→ **Information given**
'''

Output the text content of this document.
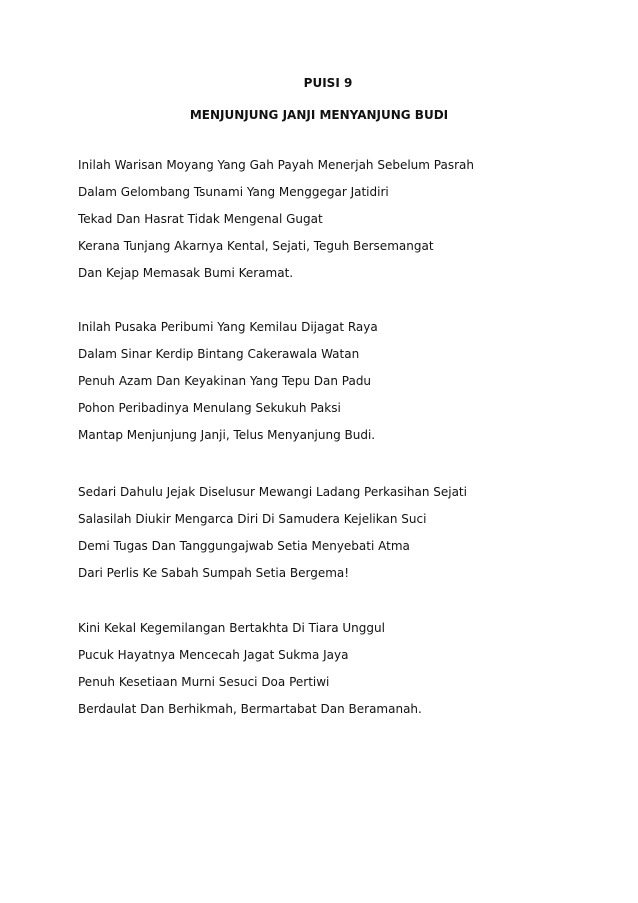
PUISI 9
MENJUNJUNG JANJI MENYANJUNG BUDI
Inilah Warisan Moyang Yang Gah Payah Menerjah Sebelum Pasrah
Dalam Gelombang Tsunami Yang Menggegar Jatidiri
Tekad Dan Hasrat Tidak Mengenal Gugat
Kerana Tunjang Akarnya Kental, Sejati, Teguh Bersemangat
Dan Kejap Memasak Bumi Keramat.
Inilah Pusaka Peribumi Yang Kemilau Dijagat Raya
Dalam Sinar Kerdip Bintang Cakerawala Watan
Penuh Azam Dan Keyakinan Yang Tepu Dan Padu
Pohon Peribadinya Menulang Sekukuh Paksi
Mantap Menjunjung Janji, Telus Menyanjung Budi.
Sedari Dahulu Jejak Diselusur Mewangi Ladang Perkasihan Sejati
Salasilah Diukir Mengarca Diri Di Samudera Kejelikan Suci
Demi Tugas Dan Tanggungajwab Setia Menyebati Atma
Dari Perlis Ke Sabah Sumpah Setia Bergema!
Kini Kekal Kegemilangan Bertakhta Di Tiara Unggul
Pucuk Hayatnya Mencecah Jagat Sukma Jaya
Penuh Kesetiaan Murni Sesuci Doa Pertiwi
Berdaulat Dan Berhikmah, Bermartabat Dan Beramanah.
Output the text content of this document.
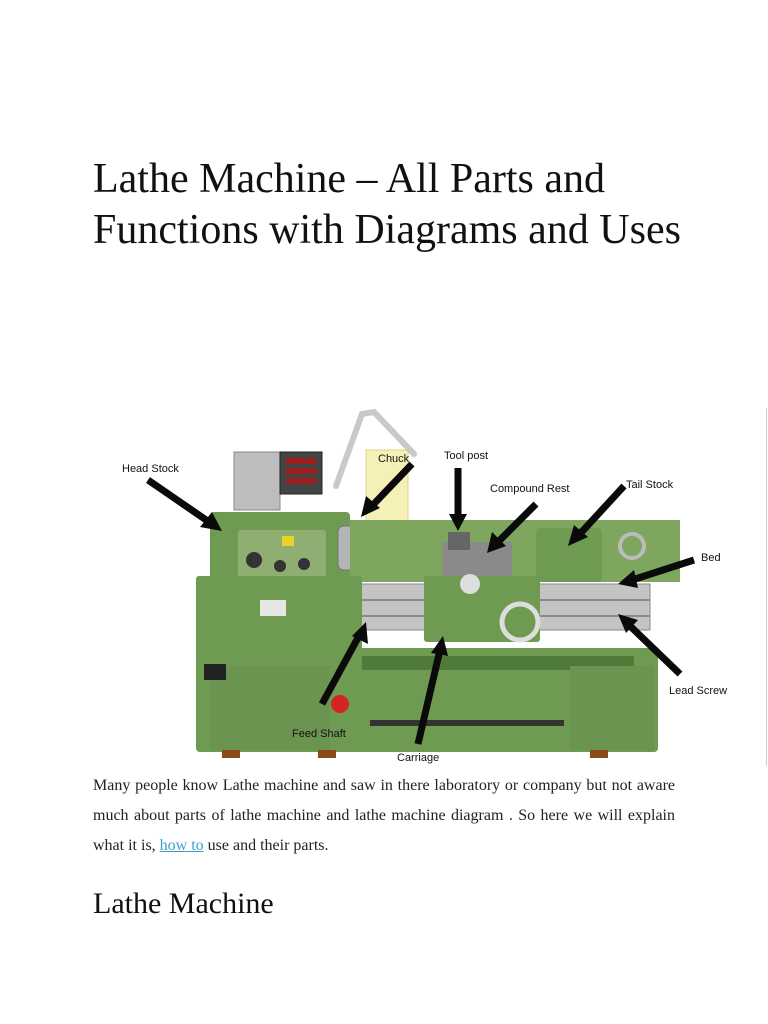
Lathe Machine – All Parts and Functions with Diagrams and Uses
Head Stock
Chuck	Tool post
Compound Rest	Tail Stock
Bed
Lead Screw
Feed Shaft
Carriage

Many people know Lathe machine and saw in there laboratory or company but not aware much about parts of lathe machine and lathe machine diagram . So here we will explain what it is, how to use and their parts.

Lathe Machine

'''

→ **What is asked**
Give the count of lines holding the word "Dalam", with no other words.

→ **Solution to this task**
2